***** SUPPLIED MATERIAL

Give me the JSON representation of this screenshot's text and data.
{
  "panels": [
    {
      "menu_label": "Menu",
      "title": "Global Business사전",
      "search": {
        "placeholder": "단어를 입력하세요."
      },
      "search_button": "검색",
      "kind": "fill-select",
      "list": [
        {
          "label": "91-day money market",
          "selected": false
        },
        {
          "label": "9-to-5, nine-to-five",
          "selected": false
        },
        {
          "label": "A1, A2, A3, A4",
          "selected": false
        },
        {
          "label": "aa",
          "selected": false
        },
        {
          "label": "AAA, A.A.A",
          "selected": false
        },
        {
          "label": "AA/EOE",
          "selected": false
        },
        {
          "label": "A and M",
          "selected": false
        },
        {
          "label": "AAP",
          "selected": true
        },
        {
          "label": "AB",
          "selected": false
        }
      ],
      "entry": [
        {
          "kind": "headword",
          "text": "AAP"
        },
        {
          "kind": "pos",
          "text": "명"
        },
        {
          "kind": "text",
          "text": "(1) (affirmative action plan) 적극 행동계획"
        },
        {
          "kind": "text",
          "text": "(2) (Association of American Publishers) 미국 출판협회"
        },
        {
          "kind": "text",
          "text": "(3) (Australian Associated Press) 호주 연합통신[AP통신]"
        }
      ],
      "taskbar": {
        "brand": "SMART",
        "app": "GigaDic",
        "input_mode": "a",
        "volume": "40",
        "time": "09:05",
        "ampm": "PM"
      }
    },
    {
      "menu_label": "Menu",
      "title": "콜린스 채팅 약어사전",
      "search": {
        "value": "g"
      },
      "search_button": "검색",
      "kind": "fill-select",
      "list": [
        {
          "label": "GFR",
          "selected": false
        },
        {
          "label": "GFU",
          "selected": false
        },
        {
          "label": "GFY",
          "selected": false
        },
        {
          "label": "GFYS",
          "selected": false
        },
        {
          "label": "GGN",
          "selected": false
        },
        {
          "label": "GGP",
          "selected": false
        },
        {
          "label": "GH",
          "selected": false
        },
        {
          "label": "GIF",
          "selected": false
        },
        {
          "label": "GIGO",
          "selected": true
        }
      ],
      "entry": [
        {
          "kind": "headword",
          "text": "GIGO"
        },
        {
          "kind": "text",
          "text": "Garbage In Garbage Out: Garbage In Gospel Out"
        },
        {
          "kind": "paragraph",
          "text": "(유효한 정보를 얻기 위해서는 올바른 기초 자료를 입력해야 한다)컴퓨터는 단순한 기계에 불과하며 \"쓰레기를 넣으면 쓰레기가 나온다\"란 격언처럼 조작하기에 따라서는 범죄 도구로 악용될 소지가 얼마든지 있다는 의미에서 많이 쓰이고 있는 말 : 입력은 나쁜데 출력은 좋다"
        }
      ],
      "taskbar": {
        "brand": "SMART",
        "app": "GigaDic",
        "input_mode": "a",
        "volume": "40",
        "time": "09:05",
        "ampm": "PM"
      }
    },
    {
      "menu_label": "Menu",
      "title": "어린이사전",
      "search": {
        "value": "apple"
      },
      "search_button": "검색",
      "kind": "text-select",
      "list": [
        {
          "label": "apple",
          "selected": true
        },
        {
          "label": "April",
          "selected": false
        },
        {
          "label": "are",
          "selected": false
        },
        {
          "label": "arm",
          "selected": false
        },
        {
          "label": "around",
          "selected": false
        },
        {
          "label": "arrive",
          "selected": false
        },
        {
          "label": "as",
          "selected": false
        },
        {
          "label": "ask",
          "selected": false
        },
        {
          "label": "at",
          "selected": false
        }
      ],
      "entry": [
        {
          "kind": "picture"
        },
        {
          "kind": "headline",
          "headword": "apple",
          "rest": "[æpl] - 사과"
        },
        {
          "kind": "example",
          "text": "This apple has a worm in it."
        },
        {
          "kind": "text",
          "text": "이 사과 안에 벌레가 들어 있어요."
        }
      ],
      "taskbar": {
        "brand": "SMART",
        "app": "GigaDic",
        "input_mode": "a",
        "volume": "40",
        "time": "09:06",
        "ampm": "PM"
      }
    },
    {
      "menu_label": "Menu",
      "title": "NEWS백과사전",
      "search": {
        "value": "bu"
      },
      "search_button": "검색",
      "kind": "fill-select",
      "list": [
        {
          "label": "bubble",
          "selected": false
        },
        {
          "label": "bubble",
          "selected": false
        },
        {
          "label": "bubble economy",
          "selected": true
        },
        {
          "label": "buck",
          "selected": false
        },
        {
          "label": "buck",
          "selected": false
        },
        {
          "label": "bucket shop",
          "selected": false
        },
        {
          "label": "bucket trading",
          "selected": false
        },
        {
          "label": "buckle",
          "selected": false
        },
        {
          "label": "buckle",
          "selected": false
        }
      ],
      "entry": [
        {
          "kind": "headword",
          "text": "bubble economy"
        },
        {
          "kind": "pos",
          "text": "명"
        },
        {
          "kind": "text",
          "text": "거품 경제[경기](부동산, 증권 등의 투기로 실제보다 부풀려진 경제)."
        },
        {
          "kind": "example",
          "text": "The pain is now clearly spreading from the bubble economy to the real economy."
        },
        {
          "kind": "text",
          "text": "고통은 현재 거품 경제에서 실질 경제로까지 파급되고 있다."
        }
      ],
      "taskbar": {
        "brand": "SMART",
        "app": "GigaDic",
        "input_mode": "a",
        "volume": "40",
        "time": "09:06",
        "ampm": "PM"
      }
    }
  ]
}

**********

■ REQUEST: Copy every record exactly, with nothing added or dropped.

■ RESULT OF THE TASK:
Give me the JSON representation of this screenshot's text and data.
{
  "panels": [
    {
      "menu_label": "Menu",
      "title": "Global Business사전",
      "search": {
        "placeholder": "단어를 입력하세요."
      },
      "search_button": "검색",
      "kind": "fill-select",
      "list": [
        {
          "label": "91-day money market",
          "selected": false
        },
        {
          "label": "9-to-5, nine-to-five",
          "selected": false
        },
        {
          "label": "A1, A2, A3, A4",
          "selected": false
        },
        {
          "label": "aa",
          "selected": false
        },
        {
          "label": "AAA, A.A.A",
          "selected": false
        },
        {
          "label": "AA/EOE",
          "selected": false
        },
        {
          "label": "A and M",
          "selected": false
        },
        {
          "label": "AAP",
          "selected": true
        },
        {
          "label": "AB",
          "selected": false
        }
      ],
      "entry": [
        {
          "kind": "headword",
          "text": "AAP"
        },
        {
          "kind": "pos",
          "text": "명"
        },
        {
          "kind": "text",
          "text": "(1) (affirmative action plan) 적극 행동계획"
        },
        {
          "kind": "text",
          "text": "(2) (Association of American Publishers) 미국 출판협회"
        },
        {
          "kind": "text",
          "text": "(3) (Australian Associated Press) 호주 연합통신[AP통신]"
        }
      ],
      "taskbar": {
        "brand": "SMART",
        "app": "GigaDic",
        "input_mode": "a",
        "volume": "40",
        "time": "09:05",
        "ampm": "PM"
      }
    },
    {
      "menu_label": "Menu",
      "title": "콜린스 채팅 약어사전",
      "search": {
        "value": "g"
      },
      "search_button": "검색",
      "kind": "fill-select",
      "list": [
        {
          "label": "GFR",
          "selected": false
        },
        {
          "label": "GFU",
          "selected": false
        },
        {
          "label": "GFY",
          "selected": false
        },
        {
          "label": "GFYS",
          "selected": false
        },
        {
          "label": "GGN",
          "selected": false
        },
        {
          "label": "GGP",
          "selected": false
        },
        {
          "label": "GH",
          "selected": false
        },
        {
          "label": "GIF",
          "selected": false
        },
        {
          "label": "GIGO",
          "selected": true
        }
      ],
      "entry": [
        {
          "kind": "headword",
          "text": "GIGO"
        },
        {
          "kind": "text",
          "text": "Garbage In Garbage Out: Garbage In Gospel Out"
        },
        {
          "kind": "paragraph",
          "text": "(유효한 정보를 얻기 위해서는 올바른 기초 자료를 입력해야 한다)컴퓨터는 단순한 기계에 불과하며 \"쓰레기를 넣으면 쓰레기가 나온다\"란 격언처럼 조작하기에 따라서는 범죄 도구로 악용될 소지가 얼마든지 있다는 의미에서 많이 쓰이고 있는 말 : 입력은 나쁜데 출력은 좋다"
        }
      ],
      "taskbar": {
        "brand": "SMART",
        "app": "GigaDic",
        "input_mode": "a",
        "volume": "40",
        "time": "09:05",
        "ampm": "PM"
      }
    },
    {
      "menu_label": "Menu",
      "title": "어린이사전",
      "search": {
        "value": "apple"
      },
      "search_button": "검색",
      "kind": "text-select",
      "list": [
        {
          "label": "apple",
          "selected": true
        },
        {
          "label": "April",
          "selected": false
        },
        {
          "label": "are",
          "selected": false
        },
        {
          "label": "arm",
          "selected": false
        },
        {
          "label": "around",
          "selected": false
        },
        {
          "label": "arrive",
          "selected": false
        },
        {
          "label": "as",
          "selected": false
        },
        {
          "label": "ask",
          "selected": false
        },
        {
          "label": "at",
          "selected": false
        }
      ],
      "entry": [
        {
          "kind": "picture"
        },
        {
          "kind": "headline",
          "headword": "apple",
          "rest": "[æpl] - 사과"
        },
        {
          "kind": "example",
          "text": "This apple has a worm in it."
        },
        {
          "kind": "text",
          "text": "이 사과 안에 벌레가 들어 있어요."
        }
      ],
      "taskbar": {
        "brand": "SMART",
        "app": "GigaDic",
        "input_mode": "a",
        "volume": "40",
        "time": "09:06",
        "ampm": "PM"
      }
    },
    {
      "menu_label": "Menu",
      "title": "NEWS백과사전",
      "search": {
        "value": "bu"
      },
      "search_button": "검색",
      "kind": "fill-select",
      "list": [
        {
          "label": "bubble",
          "selected": false
        },
        {
          "label": "bubble",
          "selected": false
        },
        {
          "label": "bubble economy",
          "selected": true
        },
        {
          "label": "buck",
          "selected": false
        },
        {
          "label": "buck",
          "selected": false
        },
        {
          "label": "bucket shop",
          "selected": false
        },
        {
          "label": "bucket trading",
          "selected": false
        },
        {
          "label": "buckle",
          "selected": false
        },
        {
          "label": "buckle",
          "selected": false
        }
      ],
      "entry": [
        {
          "kind": "headword",
          "text": "bubble economy"
        },
        {
          "kind": "pos",
          "text": "명"
        },
        {
          "kind": "text",
          "text": "거품 경제[경기](부동산, 증권 등의 투기로 실제보다 부풀려진 경제)."
        },
        {
          "kind": "example",
          "text": "The pain is now clearly spreading from the bubble economy to the real economy."
        },
        {
          "kind": "text",
          "text": "고통은 현재 거품 경제에서 실질 경제로까지 파급되고 있다."
        }
      ],
      "taskbar": {
        "brand": "SMART",
        "app": "GigaDic",
        "input_mode": "a",
        "volume": "40",
        "time": "09:06",
        "ampm": "PM"
      }
    }
  ]
}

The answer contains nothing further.